PAGE TEXT —
____________________

    What we leaders could do to improve Sunday School in 2011 and in the future is to teach them how to be friendly to others and being more respectful by using manners in everyday life. Our mission is to make Sunday School better by knowing Jesus better in the Scriptures. We leaders also need understand the needs of children and who they are by learning their names because Sunday School is also about growing friendships and that is what God expects us to do.

  11. Ryan CHONG says:

    SS is a place to have fun and learn at the same time! We learn about the Bible, make new friends and do little worksheets to help us remember what we learned.

  12. I love being a part of the sunday school. Every sunday before the 10:30 am mass, my little brother and I attend sunday school. There we get to learn a lot of things about the bible, mass, and so much more. We are now learning about Mary MacKillop, Australia’s first saint. I also made lots of new friends in Sunday school whom are really really nice.

  13. Ryan Fynn says:

    Sunday School is the best, we do worksheets and sometimes you have quizzes like me. I have a quiz on the 7th of November and everyone is a friend to you and you will learn a lot about Jesus and God.

  14. Jessica Fernando says:

    It is a great priviledge to be a member of the St. Christopher’s community. I am also an ex-student of St. Christopher’s School. I now study at Avila College. As part of the parish I am in the Children’s Choir and Alter Serving. I enjoy both these activities. It is a great pleasure being a part of such a wonderful community.

    • Fr Pat says:

      Jessica, I love to have you as server and in the choir. Sometimes it’s hard to be in both at the same time, but work on it. Pallotti did!

      • Lauren Quek says:

        I graduated from one to the other but there was a time that i was doing both alter serving and Contemporary Music Group/Now Trinity. I also went to Avila College. Come and join us in Trinity. Rehearsals are normally Tuesday nights at 8.00pm.

  15. Joella Fernando says:

    It is great being a parishioner of St. Christopher’s Church Syndal. Also, I am a student of St. Christopher’s Primary School. I am a member in the Church Altar serving group and the Children’s choir. I am really proud of being a part of St. Christopher’s parish.
    “Repent and believe the good news.” Mark 1:15

    • Joy Shelley says:

      Jessica, Avila! Lots of Home-Work… It must be rough and tough on your Saturdays and Sundays. Do you know why! ….because the rest are weak-days!

    • Fr Pat says:

      Joella, we have your smiling face at St Christopher’s school. We’re gonna miss you.
____________________
SOURCE DATA —
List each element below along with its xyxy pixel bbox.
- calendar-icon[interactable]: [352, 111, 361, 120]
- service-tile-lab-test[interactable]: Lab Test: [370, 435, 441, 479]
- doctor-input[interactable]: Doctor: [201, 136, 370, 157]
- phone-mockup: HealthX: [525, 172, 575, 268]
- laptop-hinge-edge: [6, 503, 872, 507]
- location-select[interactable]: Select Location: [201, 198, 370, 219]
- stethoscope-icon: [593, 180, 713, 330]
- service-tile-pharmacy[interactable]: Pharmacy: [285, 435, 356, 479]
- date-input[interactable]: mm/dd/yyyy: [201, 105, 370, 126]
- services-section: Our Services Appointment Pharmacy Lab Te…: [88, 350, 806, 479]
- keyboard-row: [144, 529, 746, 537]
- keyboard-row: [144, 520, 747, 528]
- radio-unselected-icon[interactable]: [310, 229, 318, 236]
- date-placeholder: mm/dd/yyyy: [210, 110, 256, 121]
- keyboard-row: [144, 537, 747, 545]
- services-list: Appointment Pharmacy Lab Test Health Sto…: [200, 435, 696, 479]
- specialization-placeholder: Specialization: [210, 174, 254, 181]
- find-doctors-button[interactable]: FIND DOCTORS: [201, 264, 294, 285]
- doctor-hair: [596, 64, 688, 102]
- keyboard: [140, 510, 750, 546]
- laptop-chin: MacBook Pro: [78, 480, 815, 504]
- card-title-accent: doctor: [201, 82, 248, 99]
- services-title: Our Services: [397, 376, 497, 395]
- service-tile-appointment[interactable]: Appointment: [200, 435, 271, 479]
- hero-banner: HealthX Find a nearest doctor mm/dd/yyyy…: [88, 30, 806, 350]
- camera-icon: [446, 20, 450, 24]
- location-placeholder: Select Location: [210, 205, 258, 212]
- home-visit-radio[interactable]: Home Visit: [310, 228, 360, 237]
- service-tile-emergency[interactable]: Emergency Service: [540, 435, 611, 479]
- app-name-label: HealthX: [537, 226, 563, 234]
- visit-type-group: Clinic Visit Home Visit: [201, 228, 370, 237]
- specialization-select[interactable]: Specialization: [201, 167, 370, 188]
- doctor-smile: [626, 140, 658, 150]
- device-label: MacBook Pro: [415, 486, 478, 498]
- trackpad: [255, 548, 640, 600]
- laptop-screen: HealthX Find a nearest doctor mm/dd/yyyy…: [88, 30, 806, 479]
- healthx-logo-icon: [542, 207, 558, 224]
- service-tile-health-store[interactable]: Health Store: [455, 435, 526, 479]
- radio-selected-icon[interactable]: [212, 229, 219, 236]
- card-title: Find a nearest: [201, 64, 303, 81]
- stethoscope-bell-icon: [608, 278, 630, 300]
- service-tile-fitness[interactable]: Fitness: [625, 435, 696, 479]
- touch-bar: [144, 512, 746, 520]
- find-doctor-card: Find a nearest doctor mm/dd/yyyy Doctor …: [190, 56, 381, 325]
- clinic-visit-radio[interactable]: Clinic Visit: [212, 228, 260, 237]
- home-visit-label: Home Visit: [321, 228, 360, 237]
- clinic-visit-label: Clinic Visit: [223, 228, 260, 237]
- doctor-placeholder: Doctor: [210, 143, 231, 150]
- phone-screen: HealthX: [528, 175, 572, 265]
____________________
According to the Sunday School comments, when are Trinity rehearsals normally held? The listing is separate material, unrelated to the text.

EXERCISE OUTPUT — Tuesday nights at 8.00pm.